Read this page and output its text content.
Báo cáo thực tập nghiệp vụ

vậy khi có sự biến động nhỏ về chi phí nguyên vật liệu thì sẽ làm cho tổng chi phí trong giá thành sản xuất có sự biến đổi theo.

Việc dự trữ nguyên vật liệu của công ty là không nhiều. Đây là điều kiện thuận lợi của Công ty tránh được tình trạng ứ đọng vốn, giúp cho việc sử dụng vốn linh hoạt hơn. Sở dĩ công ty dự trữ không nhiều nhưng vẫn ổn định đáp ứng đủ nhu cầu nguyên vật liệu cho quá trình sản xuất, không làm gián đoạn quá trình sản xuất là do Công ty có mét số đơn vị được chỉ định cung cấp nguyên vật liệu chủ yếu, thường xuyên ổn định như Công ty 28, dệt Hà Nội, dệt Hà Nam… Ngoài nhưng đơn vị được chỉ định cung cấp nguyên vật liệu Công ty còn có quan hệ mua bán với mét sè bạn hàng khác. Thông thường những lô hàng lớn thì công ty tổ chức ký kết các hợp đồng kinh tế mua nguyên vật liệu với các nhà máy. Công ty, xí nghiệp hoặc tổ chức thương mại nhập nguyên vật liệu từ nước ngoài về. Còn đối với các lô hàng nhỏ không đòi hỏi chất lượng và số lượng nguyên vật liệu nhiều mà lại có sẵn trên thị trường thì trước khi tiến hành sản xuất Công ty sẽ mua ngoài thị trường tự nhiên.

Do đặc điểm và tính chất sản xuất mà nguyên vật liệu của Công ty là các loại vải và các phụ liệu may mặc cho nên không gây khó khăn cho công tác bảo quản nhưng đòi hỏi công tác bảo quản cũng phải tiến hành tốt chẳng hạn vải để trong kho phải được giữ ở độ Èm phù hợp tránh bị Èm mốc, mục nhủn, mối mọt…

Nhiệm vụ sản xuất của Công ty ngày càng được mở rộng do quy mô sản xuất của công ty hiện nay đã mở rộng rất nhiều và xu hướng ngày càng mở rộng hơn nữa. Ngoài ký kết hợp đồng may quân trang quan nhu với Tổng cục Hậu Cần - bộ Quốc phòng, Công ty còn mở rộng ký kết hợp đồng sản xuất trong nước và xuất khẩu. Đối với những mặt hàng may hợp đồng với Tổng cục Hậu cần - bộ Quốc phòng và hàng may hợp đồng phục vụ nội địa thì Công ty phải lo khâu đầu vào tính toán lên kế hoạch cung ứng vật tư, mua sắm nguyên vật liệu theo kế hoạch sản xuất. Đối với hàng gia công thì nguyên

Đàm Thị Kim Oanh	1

:: DIRECTIONS ::
Copy all the entries verbatim.

:: ANSWER TO THE PROBLEM ::
Read this page and output its text content.
Báo cáo thực tập nghiệp vụ

vậy khi có sự biến động nhỏ về chi phí nguyên vật liệu thì sẽ làm cho tổng chi phí trong giá thành sản xuất có sự biến đổi theo.

Việc dự trữ nguyên vật liệu của công ty là không nhiều. Đây là điều kiện thuận lợi của Công ty tránh được tình trạng ứ đọng vốn, giúp cho việc sử dụng vốn linh hoạt hơn. Sở dĩ công ty dự trữ không nhiều nhưng vẫn ổn định đáp ứng đủ nhu cầu nguyên vật liệu cho quá trình sản xuất, không làm gián đoạn quá trình sản xuất là do Công ty có mét số đơn vị được chỉ định cung cấp nguyên vật liệu chủ yếu, thường xuyên ổn định như Công ty 28, dệt Hà Nội, dệt Hà Nam… Ngoài nhưng đơn vị được chỉ định cung cấp nguyên vật liệu Công ty còn có quan hệ mua bán với mét sè bạn hàng khác. Thông thường những lô hàng lớn thì công ty tổ chức ký kết các hợp đồng kinh tế mua nguyên vật liệu với các nhà máy. Công ty, xí nghiệp hoặc tổ chức thương mại nhập nguyên vật liệu từ nước ngoài về. Còn đối với các lô hàng nhỏ không đòi hỏi chất lượng và số lượng nguyên vật liệu nhiều mà lại có sẵn trên thị trường thì trước khi tiến hành sản xuất Công ty sẽ mua ngoài thị trường tự nhiên.

Do đặc điểm và tính chất sản xuất mà nguyên vật liệu của Công ty là các loại vải và các phụ liệu may mặc cho nên không gây khó khăn cho công tác bảo quản nhưng đòi hỏi công tác bảo quản cũng phải tiến hành tốt chẳng hạn vải để trong kho phải được giữ ở độ Èm phù hợp tránh bị Èm mốc, mục nhủn, mối mọt…

Nhiệm vụ sản xuất của Công ty ngày càng được mở rộng do quy mô sản xuất của công ty hiện nay đã mở rộng rất nhiều và xu hướng ngày càng mở rộng hơn nữa. Ngoài ký kết hợp đồng may quân trang quan nhu với Tổng cục Hậu Cần - bộ Quốc phòng, Công ty còn mở rộng ký kết hợp đồng sản xuất trong nước và xuất khẩu. Đối với những mặt hàng may hợp đồng với Tổng cục Hậu cần - bộ Quốc phòng và hàng may hợp đồng phục vụ nội địa thì Công ty phải lo khâu đầu vào tính toán lên kế hoạch cung ứng vật tư, mua sắm nguyên vật liệu theo kế hoạch sản xuất. Đối với hàng gia công thì nguyên

Đàm Thị Kim Oanh	1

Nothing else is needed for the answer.